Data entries
++++++++++++++++++++
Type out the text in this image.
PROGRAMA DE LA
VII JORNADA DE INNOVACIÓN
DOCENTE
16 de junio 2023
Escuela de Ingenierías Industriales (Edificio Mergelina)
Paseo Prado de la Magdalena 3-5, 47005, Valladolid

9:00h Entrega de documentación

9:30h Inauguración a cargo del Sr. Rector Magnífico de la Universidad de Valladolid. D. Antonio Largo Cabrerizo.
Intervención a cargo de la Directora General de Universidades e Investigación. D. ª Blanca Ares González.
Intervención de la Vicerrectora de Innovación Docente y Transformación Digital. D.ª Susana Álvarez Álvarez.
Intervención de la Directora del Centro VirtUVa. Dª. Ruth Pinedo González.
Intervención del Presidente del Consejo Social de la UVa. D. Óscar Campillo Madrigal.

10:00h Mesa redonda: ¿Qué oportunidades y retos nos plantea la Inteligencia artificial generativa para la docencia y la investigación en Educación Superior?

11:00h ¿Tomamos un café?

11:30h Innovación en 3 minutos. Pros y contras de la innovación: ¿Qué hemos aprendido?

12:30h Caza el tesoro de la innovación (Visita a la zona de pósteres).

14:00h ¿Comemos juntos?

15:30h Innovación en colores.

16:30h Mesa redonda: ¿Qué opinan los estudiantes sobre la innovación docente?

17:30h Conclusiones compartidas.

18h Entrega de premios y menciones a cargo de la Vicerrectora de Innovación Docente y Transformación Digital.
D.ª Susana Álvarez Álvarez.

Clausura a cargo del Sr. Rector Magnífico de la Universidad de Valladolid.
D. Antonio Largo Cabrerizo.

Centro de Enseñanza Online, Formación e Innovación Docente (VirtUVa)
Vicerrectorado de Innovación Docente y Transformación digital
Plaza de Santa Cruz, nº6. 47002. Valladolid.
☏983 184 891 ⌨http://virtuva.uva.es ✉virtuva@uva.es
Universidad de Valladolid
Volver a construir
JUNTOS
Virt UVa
++++++++++++++++++++
• TASK TO COMPLETE: From the records above, extract each line exactly as shown.

• ANSWER FOR THIS EXERCISE:
Type out the text in this image.
PROGRAMA DE LA
VII JORNADA DE INNOVACIÓN
DOCENTE
16 de junio 2023
Escuela de Ingenierías Industriales (Edificio Mergelina)
Paseo Prado de la Magdalena 3-5, 47005, Valladolid

9:00h Entrega de documentación

9:30h Inauguración a cargo del Sr. Rector Magnífico de la Universidad de Valladolid. D. Antonio Largo Cabrerizo.
Intervención a cargo de la Directora General de Universidades e Investigación. D. ª Blanca Ares González.
Intervención de la Vicerrectora de Innovación Docente y Transformación Digital. D.ª Susana Álvarez Álvarez.
Intervención de la Directora del Centro VirtUVa. Dª. Ruth Pinedo González.
Intervención del Presidente del Consejo Social de la UVa. D. Óscar Campillo Madrigal.

10:00h Mesa redonda: ¿Qué oportunidades y retos nos plantea la Inteligencia artificial generativa para la docencia y la investigación en Educación Superior?

11:00h ¿Tomamos un café?

11:30h Innovación en 3 minutos. Pros y contras de la innovación: ¿Qué hemos aprendido?

12:30h Caza el tesoro de la innovación (Visita a la zona de pósteres).

14:00h ¿Comemos juntos?

15:30h Innovación en colores.

16:30h Mesa redonda: ¿Qué opinan los estudiantes sobre la innovación docente?

17:30h Conclusiones compartidas.

18h Entrega de premios y menciones a cargo de la Vicerrectora de Innovación Docente y Transformación Digital.
D.ª Susana Álvarez Álvarez.

Clausura a cargo del Sr. Rector Magnífico de la Universidad de Valladolid.
D. Antonio Largo Cabrerizo.

Centro de Enseñanza Online, Formación e Innovación Docente (VirtUVa)
Vicerrectorado de Innovación Docente y Transformación digital
Plaza de Santa Cruz, nº6. 47002. Valladolid.
☏983 184 891 ⌨http://virtuva.uva.es ✉virtuva@uva.es
Universidad de Valladolid
Volver a construir
JUNTOS
Virt UVa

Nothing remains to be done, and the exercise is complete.